§ Supplied material
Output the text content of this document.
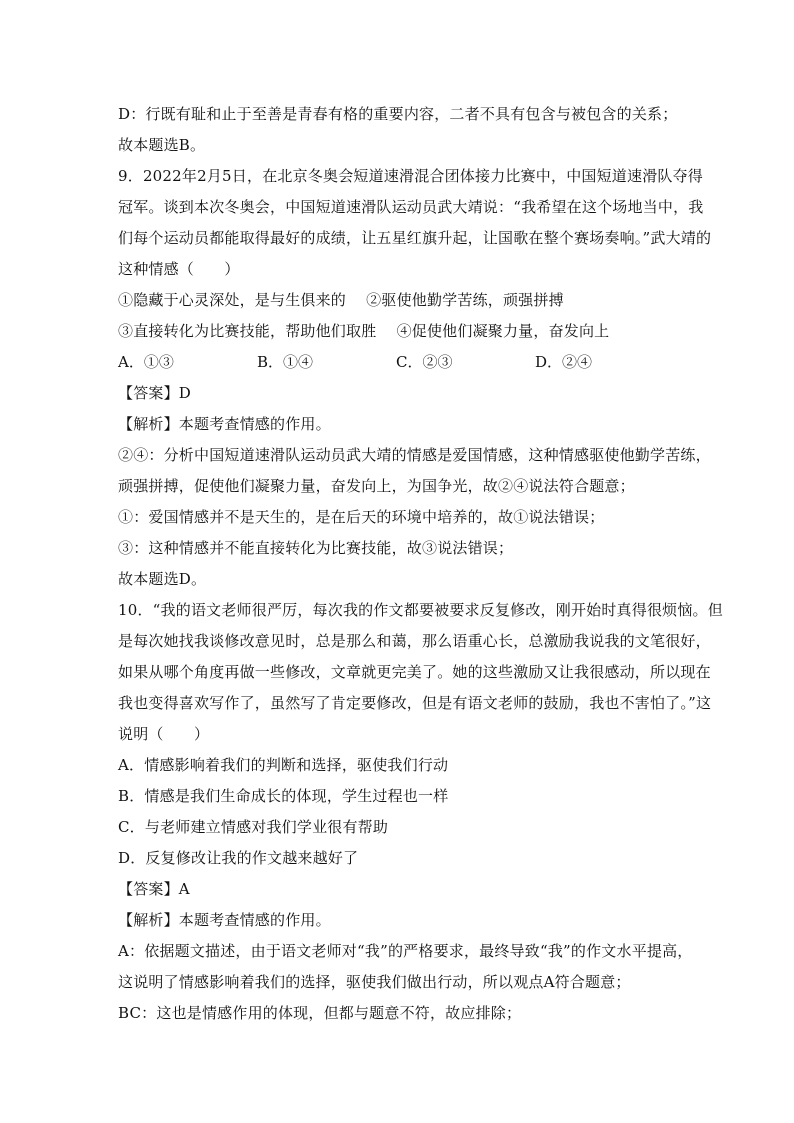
D：行既有耻和止于至善是青春有格的重要内容，二者不具有包含与被包含的关系；
故本题选B。
9．2022年2月5日，在北京冬奥会短道速滑混合团体接力比赛中，中国短道速滑队夺得
冠军。谈到本次冬奥会，中国短道速滑队运动员武大靖说：“我希望在这个场地当中，我
们每个运动员都能取得最好的成绩，让五星红旗升起，让国歌在整个赛场奏响。”武大靖的
这种情感（　　）
①隐藏于心灵深处，是与生俱来的　 ②驱使他勤学苦练，顽强拼搏
③直接转化为比赛技能，帮助他们取胜　 ④促使他们凝聚力量，奋发向上
A．①③	B．①④	C．②③	D．②④
【答案】D
【解析】本题考查情感的作用。
②④：分析中国短道速滑队运动员武大靖的情感是爱国情感，这种情感驱使他勤学苦练，
顽强拼搏，促使他们凝聚力量，奋发向上，为国争光，故②④说法符合题意；
①：爱国情感并不是天生的，是在后天的环境中培养的，故①说法错误；
③：这种情感并不能直接转化为比赛技能，故③说法错误；
故本题选D。
10．“我的语文老师很严厉，每次我的作文都要被要求反复修改，刚开始时真得很烦恼。但
是每次她找我谈修改意见时，总是那么和蔼，那么语重心长，总激励我说我的文笔很好，
如果从哪个角度再做一些修改，文章就更完美了。她的这些激励又让我很感动，所以现在
我也变得喜欢写作了，虽然写了肯定要修改，但是有语文老师的鼓励，我也不害怕了。”这
说明（　　）
A．情感影响着我们的判断和选择，驱使我们行动
B．情感是我们生命成长的体现，学生过程也一样
C．与老师建立情感对我们学业很有帮助
D．反复修改让我的作文越来越好了
【答案】A
【解析】本题考查情感的作用。
A：依据题文描述，由于语文老师对“我”的严格要求，最终导致“我”的作文水平提高，
这说明了情感影响着我们的选择，驱使我们做出行动，所以观点A符合题意；
BC：这也是情感作用的体现，但都与题意不符，故应排除；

§ Set exercise
Omit the images and transcribe all of the records above word for word.

§ Reply
Output the text content of this document.
D：行既有耻和止于至善是青春有格的重要内容，二者不具有包含与被包含的关系；
故本题选B。
9．2022年2月5日，在北京冬奥会短道速滑混合团体接力比赛中，中国短道速滑队夺得
冠军。谈到本次冬奥会，中国短道速滑队运动员武大靖说：“我希望在这个场地当中，我
们每个运动员都能取得最好的成绩，让五星红旗升起，让国歌在整个赛场奏响。”武大靖的
这种情感（　　）
①隐藏于心灵深处，是与生俱来的　 ②驱使他勤学苦练，顽强拼搏
③直接转化为比赛技能，帮助他们取胜　 ④促使他们凝聚力量，奋发向上
A．①③	B．①④	C．②③	D．②④
【答案】D
【解析】本题考查情感的作用。
②④：分析中国短道速滑队运动员武大靖的情感是爱国情感，这种情感驱使他勤学苦练，
顽强拼搏，促使他们凝聚力量，奋发向上，为国争光，故②④说法符合题意；
①：爱国情感并不是天生的，是在后天的环境中培养的，故①说法错误；
③：这种情感并不能直接转化为比赛技能，故③说法错误；
故本题选D。
10．“我的语文老师很严厉，每次我的作文都要被要求反复修改，刚开始时真得很烦恼。但
是每次她找我谈修改意见时，总是那么和蔼，那么语重心长，总激励我说我的文笔很好，
如果从哪个角度再做一些修改，文章就更完美了。她的这些激励又让我很感动，所以现在
我也变得喜欢写作了，虽然写了肯定要修改，但是有语文老师的鼓励，我也不害怕了。”这
说明（　　）
A．情感影响着我们的判断和选择，驱使我们行动
B．情感是我们生命成长的体现，学生过程也一样
C．与老师建立情感对我们学业很有帮助
D．反复修改让我的作文越来越好了
【答案】A
【解析】本题考查情感的作用。
A：依据题文描述，由于语文老师对“我”的严格要求，最终导致“我”的作文水平提高，
这说明了情感影响着我们的选择，驱使我们做出行动，所以观点A符合题意；
BC：这也是情感作用的体现，但都与题意不符，故应排除；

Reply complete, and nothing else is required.